▶ **AIM**
A verbatim copy of the records is required, with all pictures left out.

▶ **RECORD EXTRACTS**
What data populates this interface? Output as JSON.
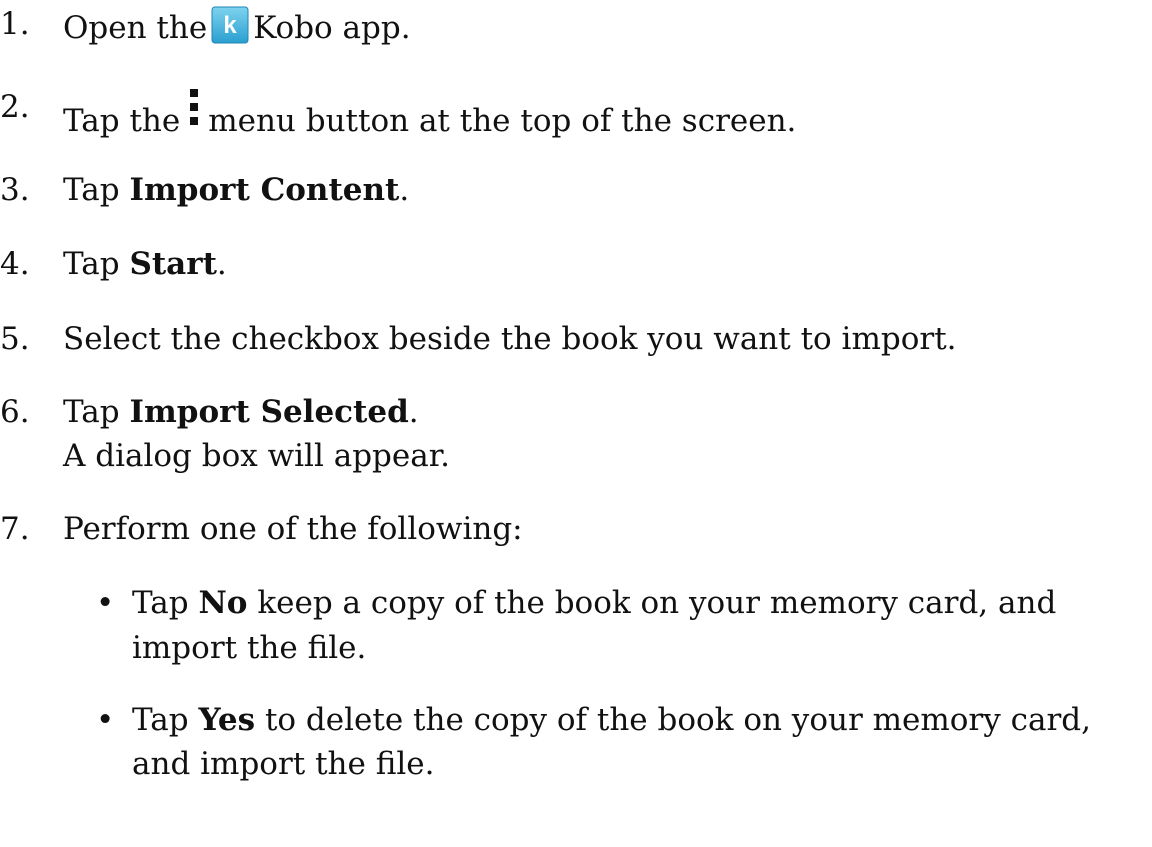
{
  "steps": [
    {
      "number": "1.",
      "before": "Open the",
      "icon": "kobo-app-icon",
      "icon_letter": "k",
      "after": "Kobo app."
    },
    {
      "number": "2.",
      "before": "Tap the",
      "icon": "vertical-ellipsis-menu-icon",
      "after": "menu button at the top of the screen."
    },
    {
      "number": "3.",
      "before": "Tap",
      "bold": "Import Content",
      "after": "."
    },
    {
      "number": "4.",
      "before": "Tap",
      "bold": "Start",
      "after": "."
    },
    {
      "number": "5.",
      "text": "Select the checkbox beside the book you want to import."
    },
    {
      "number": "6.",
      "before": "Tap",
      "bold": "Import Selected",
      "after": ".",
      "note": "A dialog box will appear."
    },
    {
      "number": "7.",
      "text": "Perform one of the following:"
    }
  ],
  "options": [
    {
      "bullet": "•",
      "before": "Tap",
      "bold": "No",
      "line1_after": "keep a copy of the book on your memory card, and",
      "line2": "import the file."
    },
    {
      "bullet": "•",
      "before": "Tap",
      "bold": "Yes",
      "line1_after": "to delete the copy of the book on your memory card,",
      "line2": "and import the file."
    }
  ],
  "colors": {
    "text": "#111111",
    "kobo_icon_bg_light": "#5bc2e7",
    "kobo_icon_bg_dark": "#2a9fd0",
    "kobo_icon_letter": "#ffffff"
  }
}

▶ **FULL ANSWER**
What data populates this interface? Output as JSON.
{
  "steps": [
    {
      "number": "1.",
      "before": "Open the",
      "icon": "kobo-app-icon",
      "icon_letter": "k",
      "after": "Kobo app."
    },
    {
      "number": "2.",
      "before": "Tap the",
      "icon": "vertical-ellipsis-menu-icon",
      "after": "menu button at the top of the screen."
    },
    {
      "number": "3.",
      "before": "Tap",
      "bold": "Import Content",
      "after": "."
    },
    {
      "number": "4.",
      "before": "Tap",
      "bold": "Start",
      "after": "."
    },
    {
      "number": "5.",
      "text": "Select the checkbox beside the book you want to import."
    },
    {
      "number": "6.",
      "before": "Tap",
      "bold": "Import Selected",
      "after": ".",
      "note": "A dialog box will appear."
    },
    {
      "number": "7.",
      "text": "Perform one of the following:"
    }
  ],
  "options": [
    {
      "bullet": "•",
      "before": "Tap",
      "bold": "No",
      "line1_after": "keep a copy of the book on your memory card, and",
      "line2": "import the file."
    },
    {
      "bullet": "•",
      "before": "Tap",
      "bold": "Yes",
      "line1_after": "to delete the copy of the book on your memory card,",
      "line2": "and import the file."
    }
  ],
  "colors": {
    "text": "#111111",
    "kobo_icon_bg_light": "#5bc2e7",
    "kobo_icon_bg_dark": "#2a9fd0",
    "kobo_icon_letter": "#ffffff"
  }
}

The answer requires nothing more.